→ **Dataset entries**
>>>
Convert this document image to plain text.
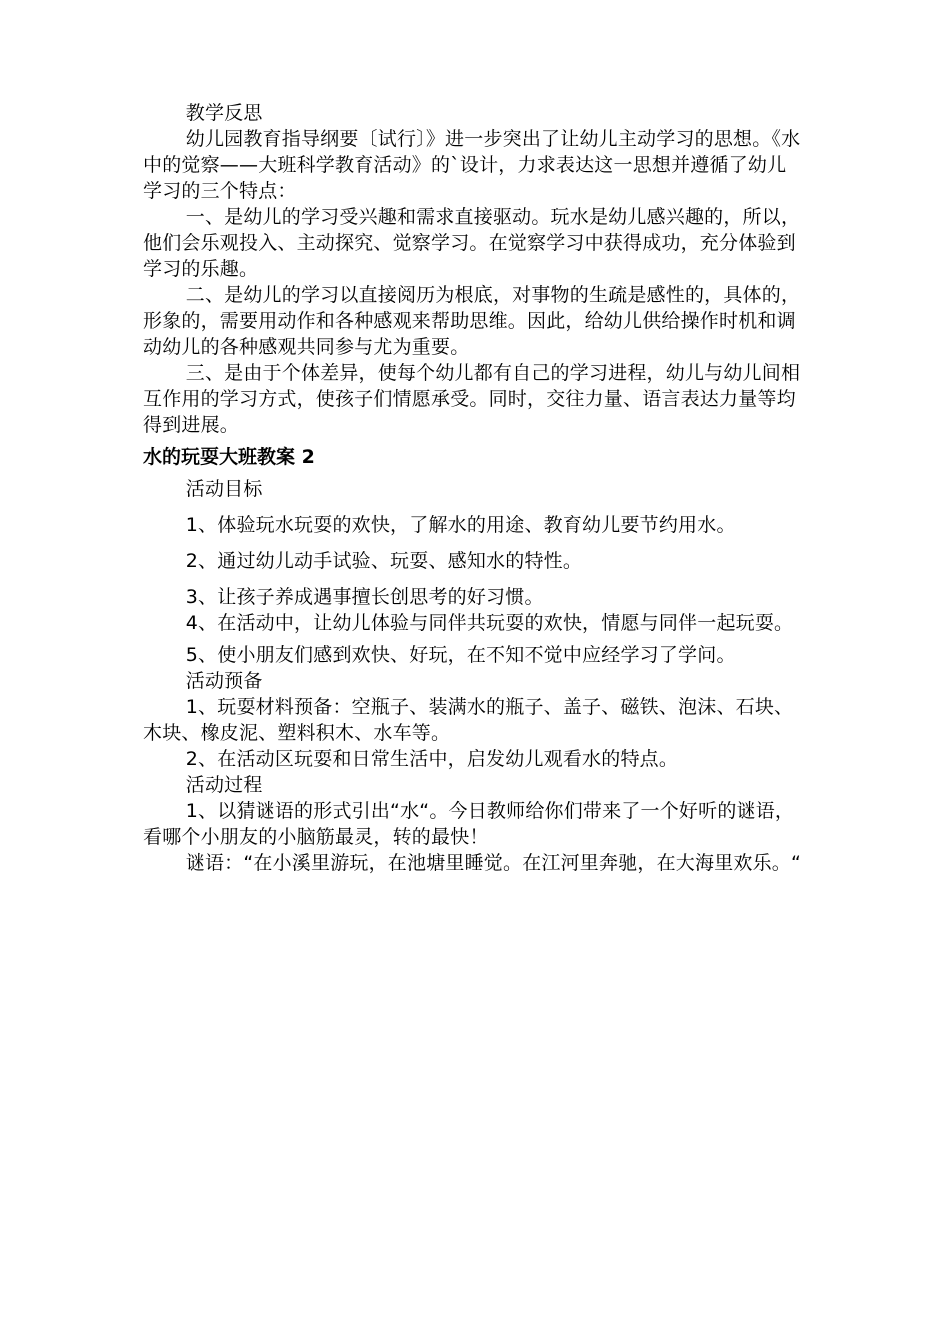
教学反思

幼儿园教育指导纲要〔试行〕》进一步突出了让幼儿主动学习的思想。《水中的觉察——大班科学教育活动》的`设计，力求表达这一思想并遵循了幼儿学习的三个特点：

一、是幼儿的学习受兴趣和需求直接驱动。玩水是幼儿感兴趣的，所以，他们会乐观投入、主动探究、觉察学习。在觉察学习中获得成功，充分体验到学习的乐趣。

二、是幼儿的学习以直接阅历为根底，对事物的生疏是感性的，具体的，形象的，需要用动作和各种感观来帮助思维。因此，给幼儿供给操作时机和调动幼儿的各种感观共同参与尤为重要。

三、是由于个体差异，使每个幼儿都有自己的学习进程，幼儿与幼儿间相互作用的学习方式，使孩子们情愿承受。同时，交往力量、语言表达力量等均得到进展。

水的玩耍大班教案 2

活动目标

1、体验玩水玩耍的欢快，了解水的用途、教育幼儿要节约用水。

2、通过幼儿动手试验、玩耍、感知水的特性。

3、让孩子养成遇事擅长创思考的好习惯。

4、在活动中，让幼儿体验与同伴共玩耍的欢快，情愿与同伴一起玩耍。

5、使小朋友们感到欢快、好玩，在不知不觉中应经学习了学问。

活动预备

1、玩耍材料预备：空瓶子、装满水的瓶子、盖子、磁铁、泡沫、石块、木块、橡皮泥、塑料积木、水车等。

2、在活动区玩耍和日常生活中，启发幼儿观看水的特点。

活动过程

1、以猜谜语的形式引出“水“。今日教师给你们带来了一个好听的谜语，看哪个小朋友的小脑筋最灵，转的最快！

谜语：“在小溪里游玩，在池塘里睡觉。在江河里奔驰，在大海里欢乐。“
<<<
→ **Exercise prompt**
Transcribe every line from the records above without alteration, and leave out the images.

→ **Response to this task**
Convert this document image to plain text.
教学反思

幼儿园教育指导纲要〔试行〕》进一步突出了让幼儿主动学习的思想。《水中的觉察——大班科学教育活动》的`设计，力求表达这一思想并遵循了幼儿学习的三个特点：

一、是幼儿的学习受兴趣和需求直接驱动。玩水是幼儿感兴趣的，所以，他们会乐观投入、主动探究、觉察学习。在觉察学习中获得成功，充分体验到学习的乐趣。

二、是幼儿的学习以直接阅历为根底，对事物的生疏是感性的，具体的，形象的，需要用动作和各种感观来帮助思维。因此，给幼儿供给操作时机和调动幼儿的各种感观共同参与尤为重要。

三、是由于个体差异，使每个幼儿都有自己的学习进程，幼儿与幼儿间相互作用的学习方式，使孩子们情愿承受。同时，交往力量、语言表达力量等均得到进展。

水的玩耍大班教案 2

活动目标

1、体验玩水玩耍的欢快，了解水的用途、教育幼儿要节约用水。

2、通过幼儿动手试验、玩耍、感知水的特性。

3、让孩子养成遇事擅长创思考的好习惯。

4、在活动中，让幼儿体验与同伴共玩耍的欢快，情愿与同伴一起玩耍。

5、使小朋友们感到欢快、好玩，在不知不觉中应经学习了学问。

活动预备

1、玩耍材料预备：空瓶子、装满水的瓶子、盖子、磁铁、泡沫、石块、木块、橡皮泥、塑料积木、水车等。

2、在活动区玩耍和日常生活中，启发幼儿观看水的特点。

活动过程

1、以猜谜语的形式引出“水“。今日教师给你们带来了一个好听的谜语，看哪个小朋友的小脑筋最灵，转的最快！

谜语：“在小溪里游玩，在池塘里睡觉。在江河里奔驰，在大海里欢乐。“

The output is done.